** BEGIN LISTED ENTRIES **

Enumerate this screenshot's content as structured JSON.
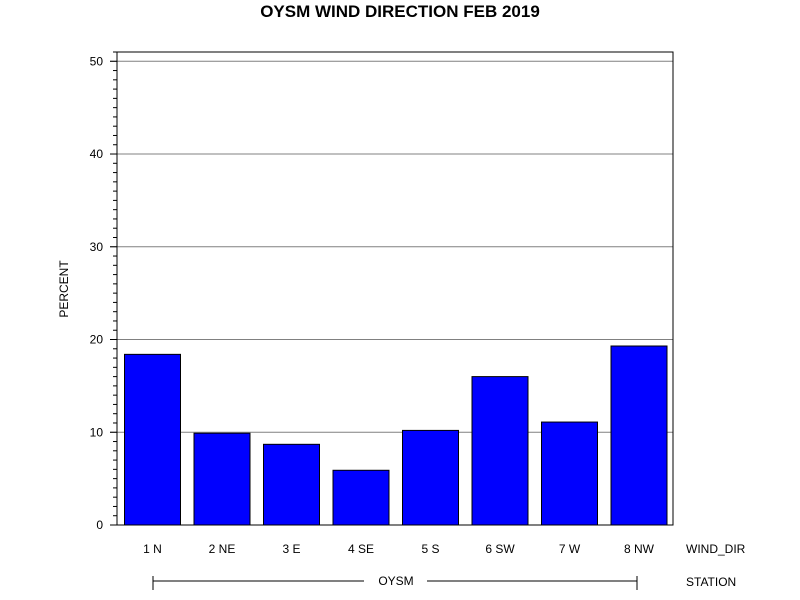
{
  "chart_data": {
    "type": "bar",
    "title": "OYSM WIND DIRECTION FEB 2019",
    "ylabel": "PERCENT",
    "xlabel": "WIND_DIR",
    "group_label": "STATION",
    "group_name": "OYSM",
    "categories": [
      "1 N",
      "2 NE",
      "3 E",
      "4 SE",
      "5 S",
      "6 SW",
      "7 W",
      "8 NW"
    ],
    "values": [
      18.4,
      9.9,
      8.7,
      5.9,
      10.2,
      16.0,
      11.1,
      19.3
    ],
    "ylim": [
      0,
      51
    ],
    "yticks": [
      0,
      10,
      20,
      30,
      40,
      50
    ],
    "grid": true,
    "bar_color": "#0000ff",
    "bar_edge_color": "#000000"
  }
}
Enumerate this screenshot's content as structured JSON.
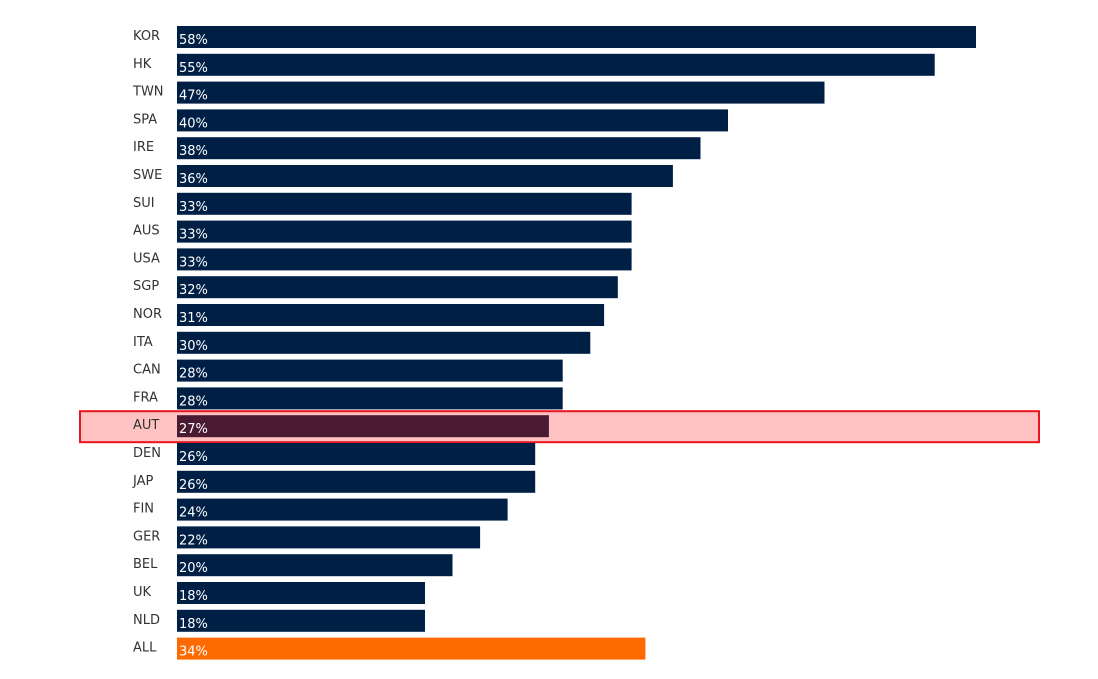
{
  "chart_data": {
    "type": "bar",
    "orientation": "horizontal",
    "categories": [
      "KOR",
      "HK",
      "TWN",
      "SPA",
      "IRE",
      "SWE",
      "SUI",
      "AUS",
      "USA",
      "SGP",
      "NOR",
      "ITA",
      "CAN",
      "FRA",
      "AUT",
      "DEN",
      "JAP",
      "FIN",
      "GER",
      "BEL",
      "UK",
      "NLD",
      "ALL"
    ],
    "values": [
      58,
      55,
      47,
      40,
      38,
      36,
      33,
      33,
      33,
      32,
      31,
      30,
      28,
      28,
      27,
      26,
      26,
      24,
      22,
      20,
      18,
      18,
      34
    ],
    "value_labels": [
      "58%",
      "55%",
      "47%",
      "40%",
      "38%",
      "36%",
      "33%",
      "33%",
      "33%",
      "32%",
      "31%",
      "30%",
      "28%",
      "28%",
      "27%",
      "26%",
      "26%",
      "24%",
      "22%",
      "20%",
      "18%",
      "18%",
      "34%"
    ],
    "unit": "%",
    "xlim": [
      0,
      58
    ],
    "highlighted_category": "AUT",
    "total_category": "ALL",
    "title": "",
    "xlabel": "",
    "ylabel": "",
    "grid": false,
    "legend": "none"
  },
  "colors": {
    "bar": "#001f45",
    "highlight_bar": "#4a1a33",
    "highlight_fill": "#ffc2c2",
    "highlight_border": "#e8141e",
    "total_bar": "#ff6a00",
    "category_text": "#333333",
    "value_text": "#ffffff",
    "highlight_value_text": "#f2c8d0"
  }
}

** END LISTED ENTRIES **

§ PROBLEM STATEMENT
Your task is to copy the entries in full and exactly, without any images.

§ WORKED SOLUTION
Enumerate this screenshot's content as structured JSON.
{
  "chart_data": {
    "type": "bar",
    "title": "OYSM WIND DIRECTION FEB 2019",
    "ylabel": "PERCENT",
    "xlabel": "WIND_DIR",
    "group_label": "STATION",
    "group_name": "OYSM",
    "categories": [
      "1 N",
      "2 NE",
      "3 E",
      "4 SE",
      "5 S",
      "6 SW",
      "7 W",
      "8 NW"
    ],
    "values": [
      18.4,
      9.9,
      8.7,
      5.9,
      10.2,
      16.0,
      11.1,
      19.3
    ],
    "ylim": [
      0,
      51
    ],
    "yticks": [
      0,
      10,
      20,
      30,
      40,
      50
    ],
    "grid": true,
    "bar_color": "#0000ff",
    "bar_edge_color": "#000000"
  }
}
Enumerate this screenshot's content as structured JSON.
{
  "chart_data": {
    "type": "bar",
    "orientation": "horizontal",
    "categories": [
      "KOR",
      "HK",
      "TWN",
      "SPA",
      "IRE",
      "SWE",
      "SUI",
      "AUS",
      "USA",
      "SGP",
      "NOR",
      "ITA",
      "CAN",
      "FRA",
      "AUT",
      "DEN",
      "JAP",
      "FIN",
      "GER",
      "BEL",
      "UK",
      "NLD",
      "ALL"
    ],
    "values": [
      58,
      55,
      47,
      40,
      38,
      36,
      33,
      33,
      33,
      32,
      31,
      30,
      28,
      28,
      27,
      26,
      26,
      24,
      22,
      20,
      18,
      18,
      34
    ],
    "value_labels": [
      "58%",
      "55%",
      "47%",
      "40%",
      "38%",
      "36%",
      "33%",
      "33%",
      "33%",
      "32%",
      "31%",
      "30%",
      "28%",
      "28%",
      "27%",
      "26%",
      "26%",
      "24%",
      "22%",
      "20%",
      "18%",
      "18%",
      "34%"
    ],
    "unit": "%",
    "xlim": [
      0,
      58
    ],
    "highlighted_category": "AUT",
    "total_category": "ALL",
    "title": "",
    "xlabel": "",
    "ylabel": "",
    "grid": false,
    "legend": "none"
  },
  "colors": {
    "bar": "#001f45",
    "highlight_bar": "#4a1a33",
    "highlight_fill": "#ffc2c2",
    "highlight_border": "#e8141e",
    "total_bar": "#ff6a00",
    "category_text": "#333333",
    "value_text": "#ffffff",
    "highlight_value_text": "#f2c8d0"
  }
}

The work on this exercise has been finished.